WRITTEN REQUEST
Reproduce each line exactly.

---------- DATA SUPPLIED

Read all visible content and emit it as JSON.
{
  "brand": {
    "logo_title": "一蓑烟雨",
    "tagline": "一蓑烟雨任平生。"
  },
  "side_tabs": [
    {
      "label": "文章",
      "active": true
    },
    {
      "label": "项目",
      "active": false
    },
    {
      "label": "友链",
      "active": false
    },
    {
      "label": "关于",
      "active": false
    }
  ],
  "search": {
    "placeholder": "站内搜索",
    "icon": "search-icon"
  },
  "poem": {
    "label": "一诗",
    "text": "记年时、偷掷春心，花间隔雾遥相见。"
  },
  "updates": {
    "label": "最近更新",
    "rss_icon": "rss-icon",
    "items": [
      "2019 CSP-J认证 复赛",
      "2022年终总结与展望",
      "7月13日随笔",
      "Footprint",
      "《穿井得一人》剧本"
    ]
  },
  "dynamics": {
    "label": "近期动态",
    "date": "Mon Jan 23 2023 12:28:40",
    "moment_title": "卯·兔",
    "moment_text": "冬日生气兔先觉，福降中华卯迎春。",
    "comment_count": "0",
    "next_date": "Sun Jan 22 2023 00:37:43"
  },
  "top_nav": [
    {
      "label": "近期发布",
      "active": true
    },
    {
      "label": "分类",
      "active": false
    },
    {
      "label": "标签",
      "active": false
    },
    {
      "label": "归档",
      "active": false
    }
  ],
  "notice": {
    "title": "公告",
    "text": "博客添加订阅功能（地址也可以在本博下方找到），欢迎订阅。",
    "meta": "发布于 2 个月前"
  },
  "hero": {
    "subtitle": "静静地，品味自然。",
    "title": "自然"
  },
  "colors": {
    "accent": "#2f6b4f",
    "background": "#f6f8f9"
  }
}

--------------------

OUTPUT OF THE TASK
Read all visible content and emit it as JSON.
{
  "brand": {
    "logo_title": "一蓑烟雨",
    "tagline": "一蓑烟雨任平生。"
  },
  "side_tabs": [
    {
      "label": "文章",
      "active": true
    },
    {
      "label": "项目",
      "active": false
    },
    {
      "label": "友链",
      "active": false
    },
    {
      "label": "关于",
      "active": false
    }
  ],
  "search": {
    "placeholder": "站内搜索",
    "icon": "search-icon"
  },
  "poem": {
    "label": "一诗",
    "text": "记年时、偷掷春心，花间隔雾遥相见。"
  },
  "updates": {
    "label": "最近更新",
    "rss_icon": "rss-icon",
    "items": [
      "2019 CSP-J认证 复赛",
      "2022年终总结与展望",
      "7月13日随笔",
      "Footprint",
      "《穿井得一人》剧本"
    ]
  },
  "dynamics": {
    "label": "近期动态",
    "date": "Mon Jan 23 2023 12:28:40",
    "moment_title": "卯·兔",
    "moment_text": "冬日生气兔先觉，福降中华卯迎春。",
    "comment_count": "0",
    "next_date": "Sun Jan 22 2023 00:37:43"
  },
  "top_nav": [
    {
      "label": "近期发布",
      "active": true
    },
    {
      "label": "分类",
      "active": false
    },
    {
      "label": "标签",
      "active": false
    },
    {
      "label": "归档",
      "active": false
    }
  ],
  "notice": {
    "title": "公告",
    "text": "博客添加订阅功能（地址也可以在本博下方找到），欢迎订阅。",
    "meta": "发布于 2 个月前"
  },
  "hero": {
    "subtitle": "静静地，品味自然。",
    "title": "自然"
  },
  "colors": {
    "accent": "#2f6b4f",
    "background": "#f6f8f9"
  }
}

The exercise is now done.